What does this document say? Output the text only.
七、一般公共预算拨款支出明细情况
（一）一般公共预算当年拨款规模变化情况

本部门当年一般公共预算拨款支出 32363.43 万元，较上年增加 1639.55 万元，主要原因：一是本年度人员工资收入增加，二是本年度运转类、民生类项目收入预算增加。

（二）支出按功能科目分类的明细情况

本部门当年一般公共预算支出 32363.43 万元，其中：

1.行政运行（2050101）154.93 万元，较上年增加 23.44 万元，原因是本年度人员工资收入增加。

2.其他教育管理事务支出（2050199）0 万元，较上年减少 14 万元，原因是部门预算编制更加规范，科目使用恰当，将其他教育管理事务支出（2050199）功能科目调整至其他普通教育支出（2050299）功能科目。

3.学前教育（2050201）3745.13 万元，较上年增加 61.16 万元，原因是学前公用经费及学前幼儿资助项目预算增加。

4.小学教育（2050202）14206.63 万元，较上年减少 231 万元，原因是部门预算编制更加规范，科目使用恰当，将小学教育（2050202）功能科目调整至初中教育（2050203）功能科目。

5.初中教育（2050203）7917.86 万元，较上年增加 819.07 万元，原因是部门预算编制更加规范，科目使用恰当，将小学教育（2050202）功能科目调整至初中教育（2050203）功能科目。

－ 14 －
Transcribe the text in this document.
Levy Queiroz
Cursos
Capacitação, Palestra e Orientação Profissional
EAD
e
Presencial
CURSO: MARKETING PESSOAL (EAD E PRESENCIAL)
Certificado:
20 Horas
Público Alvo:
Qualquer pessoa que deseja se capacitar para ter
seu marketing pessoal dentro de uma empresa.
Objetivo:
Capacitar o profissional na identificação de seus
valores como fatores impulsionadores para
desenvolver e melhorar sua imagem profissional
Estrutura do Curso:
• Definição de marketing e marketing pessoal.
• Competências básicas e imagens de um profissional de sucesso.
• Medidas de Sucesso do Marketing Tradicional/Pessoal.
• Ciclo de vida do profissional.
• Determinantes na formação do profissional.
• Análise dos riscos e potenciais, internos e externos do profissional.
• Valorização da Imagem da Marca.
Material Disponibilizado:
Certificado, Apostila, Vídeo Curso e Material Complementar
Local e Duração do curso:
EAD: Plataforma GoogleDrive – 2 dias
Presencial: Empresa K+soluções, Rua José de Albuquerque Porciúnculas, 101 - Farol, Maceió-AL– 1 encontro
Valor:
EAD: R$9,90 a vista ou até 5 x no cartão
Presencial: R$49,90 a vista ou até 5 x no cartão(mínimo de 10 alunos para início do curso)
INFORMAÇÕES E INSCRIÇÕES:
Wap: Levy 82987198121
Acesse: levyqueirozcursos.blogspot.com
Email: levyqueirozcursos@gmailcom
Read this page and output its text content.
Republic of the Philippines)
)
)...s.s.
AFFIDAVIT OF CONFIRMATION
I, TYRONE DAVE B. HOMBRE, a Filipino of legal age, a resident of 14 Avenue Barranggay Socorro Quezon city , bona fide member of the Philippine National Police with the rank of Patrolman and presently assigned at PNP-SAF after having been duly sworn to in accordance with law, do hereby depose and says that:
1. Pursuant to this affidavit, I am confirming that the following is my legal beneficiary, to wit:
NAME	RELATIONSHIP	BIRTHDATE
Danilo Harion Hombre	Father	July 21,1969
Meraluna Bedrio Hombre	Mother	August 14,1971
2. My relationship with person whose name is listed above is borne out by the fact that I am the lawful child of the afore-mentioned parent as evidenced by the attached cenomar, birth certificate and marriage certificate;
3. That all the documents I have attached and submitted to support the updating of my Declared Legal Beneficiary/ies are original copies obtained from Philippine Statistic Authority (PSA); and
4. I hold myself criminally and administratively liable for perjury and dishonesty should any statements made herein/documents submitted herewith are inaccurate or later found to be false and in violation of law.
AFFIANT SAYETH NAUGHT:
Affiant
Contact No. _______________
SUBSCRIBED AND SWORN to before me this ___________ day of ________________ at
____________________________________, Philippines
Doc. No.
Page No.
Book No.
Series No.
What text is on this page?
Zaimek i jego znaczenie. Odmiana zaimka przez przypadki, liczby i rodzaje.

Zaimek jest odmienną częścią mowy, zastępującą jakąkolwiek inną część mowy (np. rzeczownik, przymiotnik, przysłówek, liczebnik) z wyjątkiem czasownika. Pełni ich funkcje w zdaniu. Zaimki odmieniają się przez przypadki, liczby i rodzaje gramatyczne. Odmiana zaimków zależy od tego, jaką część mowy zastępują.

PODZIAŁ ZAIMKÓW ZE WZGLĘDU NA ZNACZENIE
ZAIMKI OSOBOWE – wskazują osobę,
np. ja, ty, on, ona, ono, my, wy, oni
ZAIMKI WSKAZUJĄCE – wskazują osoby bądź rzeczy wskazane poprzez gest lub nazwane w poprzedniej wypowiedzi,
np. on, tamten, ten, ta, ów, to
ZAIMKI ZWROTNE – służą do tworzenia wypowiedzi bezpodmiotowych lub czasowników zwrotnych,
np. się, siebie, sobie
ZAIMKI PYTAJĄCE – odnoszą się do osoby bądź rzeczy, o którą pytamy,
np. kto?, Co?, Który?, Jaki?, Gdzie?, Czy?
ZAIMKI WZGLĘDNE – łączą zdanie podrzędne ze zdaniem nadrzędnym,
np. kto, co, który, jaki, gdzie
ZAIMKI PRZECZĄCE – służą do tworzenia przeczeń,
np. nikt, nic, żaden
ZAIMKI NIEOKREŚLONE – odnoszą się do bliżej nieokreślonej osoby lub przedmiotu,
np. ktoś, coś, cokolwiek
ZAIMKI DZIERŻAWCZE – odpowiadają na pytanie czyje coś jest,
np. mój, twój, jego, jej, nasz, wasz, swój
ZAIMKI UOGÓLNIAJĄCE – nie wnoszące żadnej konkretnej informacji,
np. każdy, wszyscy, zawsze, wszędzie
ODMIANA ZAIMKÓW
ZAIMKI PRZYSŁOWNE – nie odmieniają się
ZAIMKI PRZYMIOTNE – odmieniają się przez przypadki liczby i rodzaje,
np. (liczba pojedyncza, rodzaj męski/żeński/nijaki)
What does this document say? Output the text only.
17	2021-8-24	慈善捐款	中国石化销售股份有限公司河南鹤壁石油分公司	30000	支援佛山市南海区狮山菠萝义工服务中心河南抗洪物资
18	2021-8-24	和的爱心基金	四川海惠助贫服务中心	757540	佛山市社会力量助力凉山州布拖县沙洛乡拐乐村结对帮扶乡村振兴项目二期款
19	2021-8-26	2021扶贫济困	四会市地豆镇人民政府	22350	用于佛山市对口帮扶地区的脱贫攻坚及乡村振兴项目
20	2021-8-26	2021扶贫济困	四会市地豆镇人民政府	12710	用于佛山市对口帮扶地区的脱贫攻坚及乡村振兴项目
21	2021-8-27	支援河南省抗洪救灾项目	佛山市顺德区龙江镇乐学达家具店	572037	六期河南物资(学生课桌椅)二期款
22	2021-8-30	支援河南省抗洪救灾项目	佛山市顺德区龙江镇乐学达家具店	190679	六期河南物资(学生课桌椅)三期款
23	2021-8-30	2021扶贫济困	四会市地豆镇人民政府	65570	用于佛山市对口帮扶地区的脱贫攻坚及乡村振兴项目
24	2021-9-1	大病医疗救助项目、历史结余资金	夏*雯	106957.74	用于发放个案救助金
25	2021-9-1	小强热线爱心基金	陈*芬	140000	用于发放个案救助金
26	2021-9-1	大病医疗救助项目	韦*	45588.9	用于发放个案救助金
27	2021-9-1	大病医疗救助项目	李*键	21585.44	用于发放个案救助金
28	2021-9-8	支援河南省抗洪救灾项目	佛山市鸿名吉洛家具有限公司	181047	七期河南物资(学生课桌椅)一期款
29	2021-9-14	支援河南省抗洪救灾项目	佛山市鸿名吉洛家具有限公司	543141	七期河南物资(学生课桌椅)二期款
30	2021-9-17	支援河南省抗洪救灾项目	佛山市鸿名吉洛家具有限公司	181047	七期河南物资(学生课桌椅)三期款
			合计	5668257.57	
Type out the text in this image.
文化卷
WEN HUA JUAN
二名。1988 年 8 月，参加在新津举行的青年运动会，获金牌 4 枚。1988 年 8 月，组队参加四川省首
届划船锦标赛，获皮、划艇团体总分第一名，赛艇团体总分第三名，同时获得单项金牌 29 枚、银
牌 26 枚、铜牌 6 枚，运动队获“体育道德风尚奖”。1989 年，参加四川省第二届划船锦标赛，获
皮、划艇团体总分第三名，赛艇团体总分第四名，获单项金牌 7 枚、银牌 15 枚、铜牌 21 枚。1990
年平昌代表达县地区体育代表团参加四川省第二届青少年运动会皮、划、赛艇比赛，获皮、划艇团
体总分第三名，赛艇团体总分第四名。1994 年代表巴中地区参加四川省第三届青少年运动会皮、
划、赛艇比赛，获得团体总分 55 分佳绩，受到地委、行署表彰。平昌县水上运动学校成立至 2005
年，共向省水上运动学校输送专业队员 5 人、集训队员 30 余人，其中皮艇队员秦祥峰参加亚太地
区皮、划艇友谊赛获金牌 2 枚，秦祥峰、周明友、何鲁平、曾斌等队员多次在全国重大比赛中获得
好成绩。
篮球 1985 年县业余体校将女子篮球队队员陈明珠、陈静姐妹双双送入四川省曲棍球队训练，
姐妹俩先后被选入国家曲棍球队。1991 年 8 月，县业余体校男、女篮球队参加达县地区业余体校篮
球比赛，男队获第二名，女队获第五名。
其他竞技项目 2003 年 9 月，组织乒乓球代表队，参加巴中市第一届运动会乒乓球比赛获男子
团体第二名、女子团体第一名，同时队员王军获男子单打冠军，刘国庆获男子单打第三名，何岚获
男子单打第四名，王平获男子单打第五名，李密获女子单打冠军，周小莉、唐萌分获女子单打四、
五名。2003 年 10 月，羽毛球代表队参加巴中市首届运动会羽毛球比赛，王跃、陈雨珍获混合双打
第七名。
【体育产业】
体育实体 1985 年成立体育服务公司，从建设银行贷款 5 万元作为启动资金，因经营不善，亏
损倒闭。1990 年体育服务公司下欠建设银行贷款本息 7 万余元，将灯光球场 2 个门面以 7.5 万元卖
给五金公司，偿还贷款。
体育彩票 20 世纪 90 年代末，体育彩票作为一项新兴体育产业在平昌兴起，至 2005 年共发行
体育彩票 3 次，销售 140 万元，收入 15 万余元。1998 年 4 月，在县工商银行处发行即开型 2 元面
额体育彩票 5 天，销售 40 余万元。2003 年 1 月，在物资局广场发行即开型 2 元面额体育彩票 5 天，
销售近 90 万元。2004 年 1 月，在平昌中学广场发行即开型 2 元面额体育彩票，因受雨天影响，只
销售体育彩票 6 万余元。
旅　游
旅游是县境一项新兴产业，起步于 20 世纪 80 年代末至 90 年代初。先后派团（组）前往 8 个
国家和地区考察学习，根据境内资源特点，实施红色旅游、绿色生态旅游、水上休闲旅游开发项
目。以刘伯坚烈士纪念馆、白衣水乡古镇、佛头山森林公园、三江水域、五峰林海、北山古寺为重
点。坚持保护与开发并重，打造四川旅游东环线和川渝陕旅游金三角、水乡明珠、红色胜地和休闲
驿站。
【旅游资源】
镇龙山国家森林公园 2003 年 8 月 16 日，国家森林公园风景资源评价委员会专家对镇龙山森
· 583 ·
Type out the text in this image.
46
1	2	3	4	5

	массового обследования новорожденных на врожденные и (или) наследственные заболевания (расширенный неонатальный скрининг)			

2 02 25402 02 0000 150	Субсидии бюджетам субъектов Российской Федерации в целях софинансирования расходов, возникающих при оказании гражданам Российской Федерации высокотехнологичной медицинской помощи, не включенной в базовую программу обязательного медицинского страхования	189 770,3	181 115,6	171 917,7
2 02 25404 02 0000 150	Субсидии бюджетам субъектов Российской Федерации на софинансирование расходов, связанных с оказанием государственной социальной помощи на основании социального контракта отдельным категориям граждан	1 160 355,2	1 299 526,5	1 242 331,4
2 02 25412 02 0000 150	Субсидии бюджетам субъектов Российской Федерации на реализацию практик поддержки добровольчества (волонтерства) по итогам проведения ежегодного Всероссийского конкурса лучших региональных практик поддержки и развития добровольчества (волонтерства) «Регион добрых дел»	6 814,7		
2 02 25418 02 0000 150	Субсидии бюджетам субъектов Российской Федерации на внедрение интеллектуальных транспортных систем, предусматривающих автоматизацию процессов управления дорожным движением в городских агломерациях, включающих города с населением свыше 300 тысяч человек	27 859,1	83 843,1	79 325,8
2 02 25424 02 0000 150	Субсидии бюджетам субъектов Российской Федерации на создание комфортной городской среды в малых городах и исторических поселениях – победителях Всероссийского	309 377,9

++++++++++++++++++++

▸ GIVEN TASK: Identify each line holding the string "vista", and copy it out.

▸ TASK RESPONSE:
EAD: R$9,90 a vista ou até 5 x no cartão
Presencial: R$49,90 a vista ou até 5 x no cartão(mínimo de 10 alunos para início do curso)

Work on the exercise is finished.